Directive
Each line containing the word "мира" should be found and copied.

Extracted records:
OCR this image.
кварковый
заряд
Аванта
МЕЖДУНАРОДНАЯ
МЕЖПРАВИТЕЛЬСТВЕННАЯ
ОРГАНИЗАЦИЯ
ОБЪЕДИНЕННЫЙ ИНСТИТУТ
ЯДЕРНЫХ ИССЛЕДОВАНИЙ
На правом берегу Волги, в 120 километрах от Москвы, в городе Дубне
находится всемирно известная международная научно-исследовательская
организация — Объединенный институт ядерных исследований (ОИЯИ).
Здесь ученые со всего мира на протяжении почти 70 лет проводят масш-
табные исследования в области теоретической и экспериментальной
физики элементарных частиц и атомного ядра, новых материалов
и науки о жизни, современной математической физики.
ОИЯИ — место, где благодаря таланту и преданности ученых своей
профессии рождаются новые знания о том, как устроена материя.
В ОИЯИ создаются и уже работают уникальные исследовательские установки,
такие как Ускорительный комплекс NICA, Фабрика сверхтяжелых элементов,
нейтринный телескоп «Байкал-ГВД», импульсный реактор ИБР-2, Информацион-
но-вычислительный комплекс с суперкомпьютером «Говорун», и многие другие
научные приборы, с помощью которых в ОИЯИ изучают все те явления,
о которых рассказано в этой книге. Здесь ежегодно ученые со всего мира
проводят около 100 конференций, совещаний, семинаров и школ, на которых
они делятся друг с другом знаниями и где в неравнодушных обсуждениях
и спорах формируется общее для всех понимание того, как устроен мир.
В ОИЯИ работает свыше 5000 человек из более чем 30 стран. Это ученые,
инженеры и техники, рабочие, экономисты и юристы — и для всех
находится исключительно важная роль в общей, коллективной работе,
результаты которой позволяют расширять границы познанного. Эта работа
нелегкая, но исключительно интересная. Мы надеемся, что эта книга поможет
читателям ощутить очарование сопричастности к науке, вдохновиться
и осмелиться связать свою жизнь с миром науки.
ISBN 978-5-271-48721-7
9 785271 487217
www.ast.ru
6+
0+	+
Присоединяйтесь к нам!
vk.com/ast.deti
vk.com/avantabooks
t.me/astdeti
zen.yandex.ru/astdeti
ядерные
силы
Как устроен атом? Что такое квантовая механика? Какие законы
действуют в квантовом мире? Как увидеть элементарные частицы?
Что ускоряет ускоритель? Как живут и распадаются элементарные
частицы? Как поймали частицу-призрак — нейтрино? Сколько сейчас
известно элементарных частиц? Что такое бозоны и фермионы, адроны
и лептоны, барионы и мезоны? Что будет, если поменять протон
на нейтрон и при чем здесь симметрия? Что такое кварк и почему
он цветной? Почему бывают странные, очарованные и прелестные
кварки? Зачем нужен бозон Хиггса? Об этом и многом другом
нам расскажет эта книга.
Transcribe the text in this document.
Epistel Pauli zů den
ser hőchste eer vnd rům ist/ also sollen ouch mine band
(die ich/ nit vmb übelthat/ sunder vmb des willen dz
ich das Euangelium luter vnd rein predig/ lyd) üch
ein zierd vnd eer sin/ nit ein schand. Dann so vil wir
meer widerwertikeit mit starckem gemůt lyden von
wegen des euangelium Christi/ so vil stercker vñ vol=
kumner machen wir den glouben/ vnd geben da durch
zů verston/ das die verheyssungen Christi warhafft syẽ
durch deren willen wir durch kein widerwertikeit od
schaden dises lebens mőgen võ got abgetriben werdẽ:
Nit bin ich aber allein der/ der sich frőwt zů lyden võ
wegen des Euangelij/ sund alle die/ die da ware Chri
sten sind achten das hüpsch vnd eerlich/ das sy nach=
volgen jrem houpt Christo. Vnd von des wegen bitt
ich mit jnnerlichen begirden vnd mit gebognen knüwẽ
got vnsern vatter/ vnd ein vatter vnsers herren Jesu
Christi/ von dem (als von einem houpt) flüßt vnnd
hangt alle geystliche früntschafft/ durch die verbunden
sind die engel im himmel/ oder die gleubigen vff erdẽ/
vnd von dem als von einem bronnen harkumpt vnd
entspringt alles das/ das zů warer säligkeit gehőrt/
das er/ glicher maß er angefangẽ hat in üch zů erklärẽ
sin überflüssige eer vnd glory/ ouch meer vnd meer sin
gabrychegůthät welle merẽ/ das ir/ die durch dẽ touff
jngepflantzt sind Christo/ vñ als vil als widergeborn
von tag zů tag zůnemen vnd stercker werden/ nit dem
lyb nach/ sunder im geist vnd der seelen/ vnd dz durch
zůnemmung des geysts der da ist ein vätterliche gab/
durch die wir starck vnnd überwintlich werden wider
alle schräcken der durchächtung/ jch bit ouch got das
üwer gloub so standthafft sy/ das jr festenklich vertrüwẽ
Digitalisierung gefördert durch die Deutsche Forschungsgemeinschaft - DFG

Complete output
Здесь ученые со всего мира на протяжении почти 70 лет проводят масш-
о которых рассказано в этой книге. Здесь ежегодно ученые со всего мира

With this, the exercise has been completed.